◆ Task to carry out: Your task is to repeat all of the data exactly while excluding the pictures.

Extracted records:
-- Start --
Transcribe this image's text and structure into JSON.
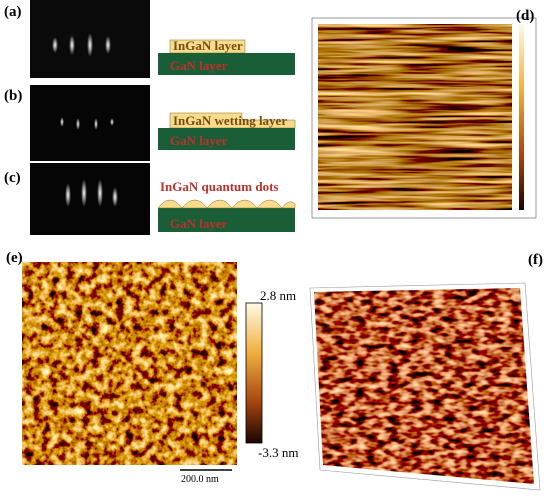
{
  "panels": {
    "a": {
      "label": "(a)",
      "top_layer": "InGaN layer",
      "bottom_layer": "GaN layer"
    },
    "b": {
      "label": "(b)",
      "top_layer": "InGaN wetting layer",
      "bottom_layer": "GaN layer"
    },
    "c": {
      "label": "(c)",
      "top_layer": "InGaN quantum dots",
      "bottom_layer": "GaN layer"
    },
    "d": {
      "label": "(d)"
    },
    "e": {
      "label": "(e)",
      "scale_max": "2.8 nm",
      "scale_min": "-3.3 nm",
      "scale_bar": "200.0 nm"
    },
    "f": {
      "label": "(f)"
    }
  }
}
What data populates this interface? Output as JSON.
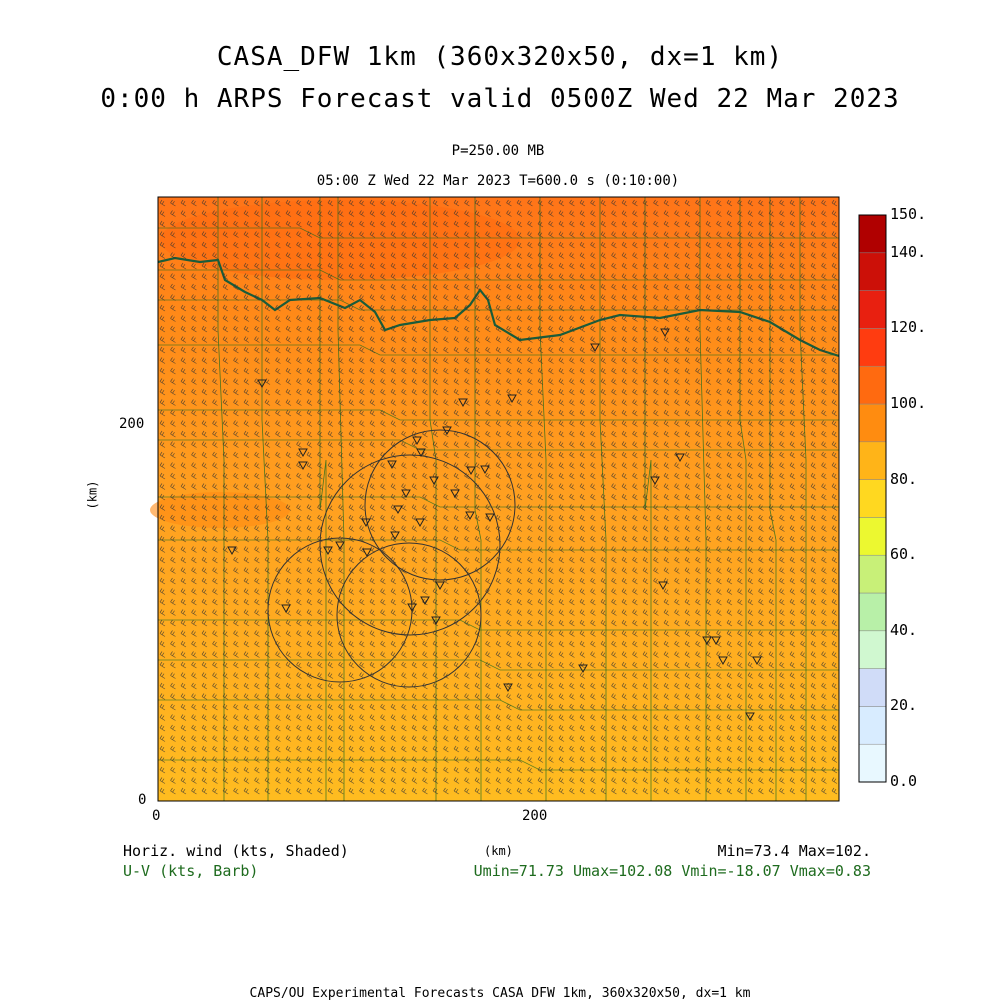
-- End --
◆ Completed task:
Transcribe this image's text and structure into JSON.
{
  "panels": {
    "a": {
      "label": "(a)",
      "top_layer": "InGaN layer",
      "bottom_layer": "GaN layer"
    },
    "b": {
      "label": "(b)",
      "top_layer": "InGaN wetting layer",
      "bottom_layer": "GaN layer"
    },
    "c": {
      "label": "(c)",
      "top_layer": "InGaN quantum dots",
      "bottom_layer": "GaN layer"
    },
    "d": {
      "label": "(d)"
    },
    "e": {
      "label": "(e)",
      "scale_max": "2.8 nm",
      "scale_min": "-3.3 nm",
      "scale_bar": "200.0 nm"
    },
    "f": {
      "label": "(f)"
    }
  }
}
What data populates this interface? Output as JSON.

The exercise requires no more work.